--- Saved entries ---
╭──

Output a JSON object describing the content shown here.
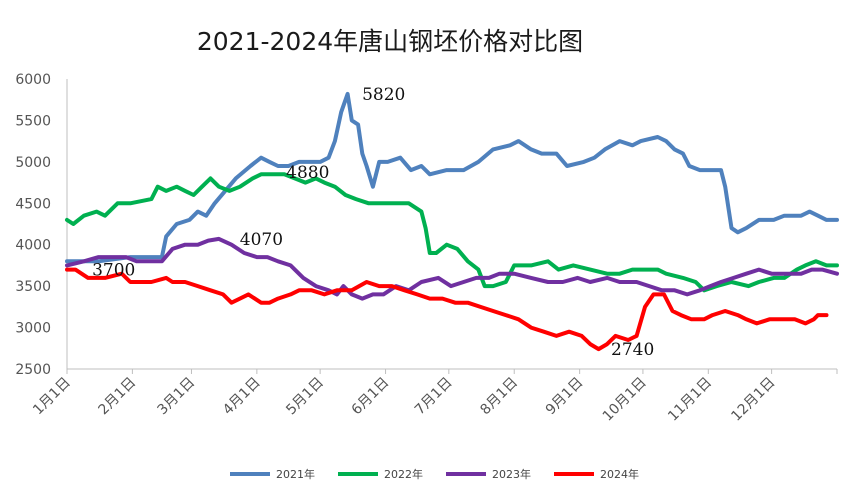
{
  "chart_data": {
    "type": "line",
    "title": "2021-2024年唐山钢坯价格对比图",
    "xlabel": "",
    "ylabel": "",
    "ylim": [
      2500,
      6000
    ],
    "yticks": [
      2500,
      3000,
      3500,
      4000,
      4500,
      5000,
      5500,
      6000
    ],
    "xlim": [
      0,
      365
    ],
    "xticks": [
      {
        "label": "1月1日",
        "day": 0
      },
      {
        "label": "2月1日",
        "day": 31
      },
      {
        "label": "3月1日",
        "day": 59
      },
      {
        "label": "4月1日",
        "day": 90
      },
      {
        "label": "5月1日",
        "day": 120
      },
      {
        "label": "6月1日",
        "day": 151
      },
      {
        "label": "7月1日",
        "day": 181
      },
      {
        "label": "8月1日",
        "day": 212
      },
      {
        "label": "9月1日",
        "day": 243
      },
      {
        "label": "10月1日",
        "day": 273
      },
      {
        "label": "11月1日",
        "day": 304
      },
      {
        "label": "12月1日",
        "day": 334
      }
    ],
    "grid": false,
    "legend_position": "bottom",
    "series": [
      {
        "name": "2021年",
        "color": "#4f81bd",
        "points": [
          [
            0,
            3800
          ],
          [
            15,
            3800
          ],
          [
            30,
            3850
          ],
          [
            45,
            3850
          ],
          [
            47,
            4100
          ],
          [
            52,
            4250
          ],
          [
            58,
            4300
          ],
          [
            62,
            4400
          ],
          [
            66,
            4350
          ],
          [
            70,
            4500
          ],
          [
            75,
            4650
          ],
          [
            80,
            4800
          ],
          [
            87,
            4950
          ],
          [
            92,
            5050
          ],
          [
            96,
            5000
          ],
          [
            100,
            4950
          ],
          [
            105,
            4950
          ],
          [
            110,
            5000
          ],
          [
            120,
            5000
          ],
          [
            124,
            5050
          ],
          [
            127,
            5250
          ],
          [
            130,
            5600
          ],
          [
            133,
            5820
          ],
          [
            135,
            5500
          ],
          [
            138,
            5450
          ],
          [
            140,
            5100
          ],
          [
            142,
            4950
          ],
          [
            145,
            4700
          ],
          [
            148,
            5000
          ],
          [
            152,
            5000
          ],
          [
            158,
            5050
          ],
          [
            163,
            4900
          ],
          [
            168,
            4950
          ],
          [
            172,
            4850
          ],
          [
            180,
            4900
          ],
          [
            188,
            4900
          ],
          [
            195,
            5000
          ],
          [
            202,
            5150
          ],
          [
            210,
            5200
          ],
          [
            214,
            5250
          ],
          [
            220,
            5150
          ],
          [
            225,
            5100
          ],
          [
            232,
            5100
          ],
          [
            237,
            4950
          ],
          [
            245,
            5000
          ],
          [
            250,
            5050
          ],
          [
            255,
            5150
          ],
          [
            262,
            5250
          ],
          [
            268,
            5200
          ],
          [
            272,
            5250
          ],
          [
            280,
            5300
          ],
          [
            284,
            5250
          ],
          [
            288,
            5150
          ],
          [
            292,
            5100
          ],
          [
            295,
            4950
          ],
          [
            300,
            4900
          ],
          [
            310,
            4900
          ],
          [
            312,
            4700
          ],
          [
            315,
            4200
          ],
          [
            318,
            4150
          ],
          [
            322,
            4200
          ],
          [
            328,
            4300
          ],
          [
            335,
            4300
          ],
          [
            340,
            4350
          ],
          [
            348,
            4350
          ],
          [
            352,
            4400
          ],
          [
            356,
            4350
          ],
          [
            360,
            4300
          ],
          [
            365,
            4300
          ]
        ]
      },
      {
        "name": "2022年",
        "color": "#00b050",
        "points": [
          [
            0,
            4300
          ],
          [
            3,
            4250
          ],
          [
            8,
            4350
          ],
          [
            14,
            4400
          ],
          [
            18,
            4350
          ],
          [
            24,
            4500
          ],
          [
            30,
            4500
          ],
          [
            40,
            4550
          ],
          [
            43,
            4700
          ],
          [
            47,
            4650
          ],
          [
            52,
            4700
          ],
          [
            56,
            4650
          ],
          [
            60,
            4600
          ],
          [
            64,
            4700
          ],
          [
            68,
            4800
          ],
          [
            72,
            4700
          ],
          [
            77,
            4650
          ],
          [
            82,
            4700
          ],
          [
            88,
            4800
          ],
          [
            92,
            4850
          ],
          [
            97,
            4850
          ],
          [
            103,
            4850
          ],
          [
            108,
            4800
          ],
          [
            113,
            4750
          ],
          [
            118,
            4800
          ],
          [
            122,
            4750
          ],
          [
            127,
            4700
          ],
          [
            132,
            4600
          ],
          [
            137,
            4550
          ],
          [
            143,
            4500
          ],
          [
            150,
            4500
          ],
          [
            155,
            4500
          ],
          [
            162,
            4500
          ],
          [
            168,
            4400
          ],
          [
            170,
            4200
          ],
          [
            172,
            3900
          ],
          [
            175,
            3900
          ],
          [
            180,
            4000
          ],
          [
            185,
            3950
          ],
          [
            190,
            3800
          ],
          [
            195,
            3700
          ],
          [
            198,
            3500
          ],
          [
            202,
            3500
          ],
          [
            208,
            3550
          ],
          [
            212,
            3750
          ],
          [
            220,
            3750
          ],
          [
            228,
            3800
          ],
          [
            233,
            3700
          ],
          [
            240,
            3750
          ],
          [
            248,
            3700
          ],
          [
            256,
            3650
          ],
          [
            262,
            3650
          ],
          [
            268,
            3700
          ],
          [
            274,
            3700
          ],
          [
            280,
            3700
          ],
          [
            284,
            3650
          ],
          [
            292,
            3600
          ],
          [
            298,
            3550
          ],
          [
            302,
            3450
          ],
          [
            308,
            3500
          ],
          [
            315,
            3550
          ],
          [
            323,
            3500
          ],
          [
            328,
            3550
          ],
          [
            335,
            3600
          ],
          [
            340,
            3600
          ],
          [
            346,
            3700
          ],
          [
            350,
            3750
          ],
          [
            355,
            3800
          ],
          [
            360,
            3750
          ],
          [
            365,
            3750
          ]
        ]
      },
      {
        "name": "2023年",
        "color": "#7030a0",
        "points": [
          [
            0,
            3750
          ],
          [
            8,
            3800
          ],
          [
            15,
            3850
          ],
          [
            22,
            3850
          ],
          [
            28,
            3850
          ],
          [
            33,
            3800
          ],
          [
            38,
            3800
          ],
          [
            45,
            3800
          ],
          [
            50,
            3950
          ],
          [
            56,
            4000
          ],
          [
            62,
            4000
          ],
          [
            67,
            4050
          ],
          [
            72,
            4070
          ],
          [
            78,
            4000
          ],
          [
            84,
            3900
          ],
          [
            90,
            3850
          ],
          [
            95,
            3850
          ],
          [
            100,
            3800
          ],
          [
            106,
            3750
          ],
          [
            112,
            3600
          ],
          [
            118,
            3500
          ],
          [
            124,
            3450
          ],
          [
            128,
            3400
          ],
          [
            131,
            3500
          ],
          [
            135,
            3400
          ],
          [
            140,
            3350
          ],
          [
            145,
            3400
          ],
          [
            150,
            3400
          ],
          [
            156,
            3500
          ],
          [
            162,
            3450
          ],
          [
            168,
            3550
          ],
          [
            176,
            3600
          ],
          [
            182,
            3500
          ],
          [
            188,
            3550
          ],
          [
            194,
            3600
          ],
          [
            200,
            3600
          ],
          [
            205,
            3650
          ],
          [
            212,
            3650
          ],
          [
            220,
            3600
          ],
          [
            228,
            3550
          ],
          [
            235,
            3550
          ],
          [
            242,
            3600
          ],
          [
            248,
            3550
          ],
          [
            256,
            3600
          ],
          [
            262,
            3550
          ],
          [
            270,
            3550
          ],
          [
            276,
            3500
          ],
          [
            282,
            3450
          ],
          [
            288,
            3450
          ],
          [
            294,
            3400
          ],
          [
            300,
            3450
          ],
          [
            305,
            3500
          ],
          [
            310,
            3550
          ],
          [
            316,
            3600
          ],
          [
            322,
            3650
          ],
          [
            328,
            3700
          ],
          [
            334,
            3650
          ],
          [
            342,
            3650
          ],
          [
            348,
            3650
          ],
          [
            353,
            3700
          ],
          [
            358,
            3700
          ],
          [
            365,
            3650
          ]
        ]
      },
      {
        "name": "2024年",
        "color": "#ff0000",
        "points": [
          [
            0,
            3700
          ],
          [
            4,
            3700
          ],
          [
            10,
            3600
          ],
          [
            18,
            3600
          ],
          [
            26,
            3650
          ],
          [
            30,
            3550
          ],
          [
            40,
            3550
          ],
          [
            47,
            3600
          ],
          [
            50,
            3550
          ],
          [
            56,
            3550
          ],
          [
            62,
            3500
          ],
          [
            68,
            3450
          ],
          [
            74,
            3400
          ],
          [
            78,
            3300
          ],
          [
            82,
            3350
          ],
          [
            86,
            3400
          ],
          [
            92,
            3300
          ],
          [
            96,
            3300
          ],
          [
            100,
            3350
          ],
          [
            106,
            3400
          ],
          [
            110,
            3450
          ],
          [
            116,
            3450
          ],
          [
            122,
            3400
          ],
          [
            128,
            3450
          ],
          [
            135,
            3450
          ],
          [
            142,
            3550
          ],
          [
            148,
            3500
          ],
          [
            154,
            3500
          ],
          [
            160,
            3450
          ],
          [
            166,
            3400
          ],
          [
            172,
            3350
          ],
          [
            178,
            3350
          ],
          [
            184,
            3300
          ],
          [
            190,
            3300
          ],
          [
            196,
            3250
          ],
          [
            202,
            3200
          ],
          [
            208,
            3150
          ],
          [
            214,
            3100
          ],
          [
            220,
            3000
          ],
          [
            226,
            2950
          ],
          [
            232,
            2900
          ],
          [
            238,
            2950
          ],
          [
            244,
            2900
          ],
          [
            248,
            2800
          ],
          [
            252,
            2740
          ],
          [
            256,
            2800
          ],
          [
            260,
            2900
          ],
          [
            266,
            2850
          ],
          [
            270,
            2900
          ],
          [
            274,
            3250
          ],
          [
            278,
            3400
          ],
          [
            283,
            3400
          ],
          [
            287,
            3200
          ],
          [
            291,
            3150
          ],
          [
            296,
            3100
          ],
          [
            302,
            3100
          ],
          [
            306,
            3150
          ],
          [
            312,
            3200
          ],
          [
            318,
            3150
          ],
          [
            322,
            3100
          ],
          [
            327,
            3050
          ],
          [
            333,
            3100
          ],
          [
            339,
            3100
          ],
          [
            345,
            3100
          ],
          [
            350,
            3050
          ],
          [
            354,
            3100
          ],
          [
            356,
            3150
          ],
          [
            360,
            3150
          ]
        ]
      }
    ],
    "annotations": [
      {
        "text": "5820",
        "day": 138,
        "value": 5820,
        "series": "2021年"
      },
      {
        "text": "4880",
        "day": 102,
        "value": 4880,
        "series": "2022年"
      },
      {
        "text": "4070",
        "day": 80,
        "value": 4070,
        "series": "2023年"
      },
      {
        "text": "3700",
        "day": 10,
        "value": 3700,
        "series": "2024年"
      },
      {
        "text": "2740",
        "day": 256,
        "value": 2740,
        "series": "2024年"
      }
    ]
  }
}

╰──

--- Task goal ---
Copy out each line of the records that holds the string "name".

--- Full answer ---
        "name": "2021年",
        "name": "2022年",
        "name": "2023年",
        "name": "2024年",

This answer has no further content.